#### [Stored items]
------------------------------
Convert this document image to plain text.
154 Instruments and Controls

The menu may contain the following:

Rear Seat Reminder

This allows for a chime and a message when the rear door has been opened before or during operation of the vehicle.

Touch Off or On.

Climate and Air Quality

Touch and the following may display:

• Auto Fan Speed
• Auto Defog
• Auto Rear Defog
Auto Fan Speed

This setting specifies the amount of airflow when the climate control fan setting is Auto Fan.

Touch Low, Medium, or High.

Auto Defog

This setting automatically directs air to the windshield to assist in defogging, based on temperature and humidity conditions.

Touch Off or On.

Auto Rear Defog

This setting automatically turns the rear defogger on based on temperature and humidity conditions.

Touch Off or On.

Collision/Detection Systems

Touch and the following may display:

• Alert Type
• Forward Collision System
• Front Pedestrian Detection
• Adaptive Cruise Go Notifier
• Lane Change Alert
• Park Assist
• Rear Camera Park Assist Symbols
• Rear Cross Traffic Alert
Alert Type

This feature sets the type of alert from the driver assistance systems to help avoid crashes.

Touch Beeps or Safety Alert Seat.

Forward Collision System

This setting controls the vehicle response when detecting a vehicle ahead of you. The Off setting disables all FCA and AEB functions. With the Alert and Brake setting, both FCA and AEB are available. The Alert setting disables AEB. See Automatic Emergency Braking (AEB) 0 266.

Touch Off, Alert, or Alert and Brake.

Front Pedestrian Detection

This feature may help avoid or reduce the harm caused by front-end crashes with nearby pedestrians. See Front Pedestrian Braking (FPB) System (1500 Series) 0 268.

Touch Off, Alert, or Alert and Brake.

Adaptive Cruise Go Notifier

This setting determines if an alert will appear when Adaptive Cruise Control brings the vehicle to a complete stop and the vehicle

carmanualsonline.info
------------------------------
#### [Given instruction]
Write out the full listing, keeping every line exactly as it is.

#### [Exercise solution]
Convert this document image to plain text.
154 Instruments and Controls

The menu may contain the following:

Rear Seat Reminder

This allows for a chime and a message when the rear door has been opened before or during operation of the vehicle.

Touch Off or On.

Climate and Air Quality

Touch and the following may display:

• Auto Fan Speed
• Auto Defog
• Auto Rear Defog
Auto Fan Speed

This setting specifies the amount of airflow when the climate control fan setting is Auto Fan.

Touch Low, Medium, or High.

Auto Defog

This setting automatically directs air to the windshield to assist in defogging, based on temperature and humidity conditions.

Touch Off or On.

Auto Rear Defog

This setting automatically turns the rear defogger on based on temperature and humidity conditions.

Touch Off or On.

Collision/Detection Systems

Touch and the following may display:

• Alert Type
• Forward Collision System
• Front Pedestrian Detection
• Adaptive Cruise Go Notifier
• Lane Change Alert
• Park Assist
• Rear Camera Park Assist Symbols
• Rear Cross Traffic Alert
Alert Type

This feature sets the type of alert from the driver assistance systems to help avoid crashes.

Touch Beeps or Safety Alert Seat.

Forward Collision System

This setting controls the vehicle response when detecting a vehicle ahead of you. The Off setting disables all FCA and AEB functions. With the Alert and Brake setting, both FCA and AEB are available. The Alert setting disables AEB. See Automatic Emergency Braking (AEB) 0 266.

Touch Off, Alert, or Alert and Brake.

Front Pedestrian Detection

This feature may help avoid or reduce the harm caused by front-end crashes with nearby pedestrians. See Front Pedestrian Braking (FPB) System (1500 Series) 0 268.

Touch Off, Alert, or Alert and Brake.

Adaptive Cruise Go Notifier

This setting determines if an alert will appear when Adaptive Cruise Control brings the vehicle to a complete stop and the vehicle

carmanualsonline.info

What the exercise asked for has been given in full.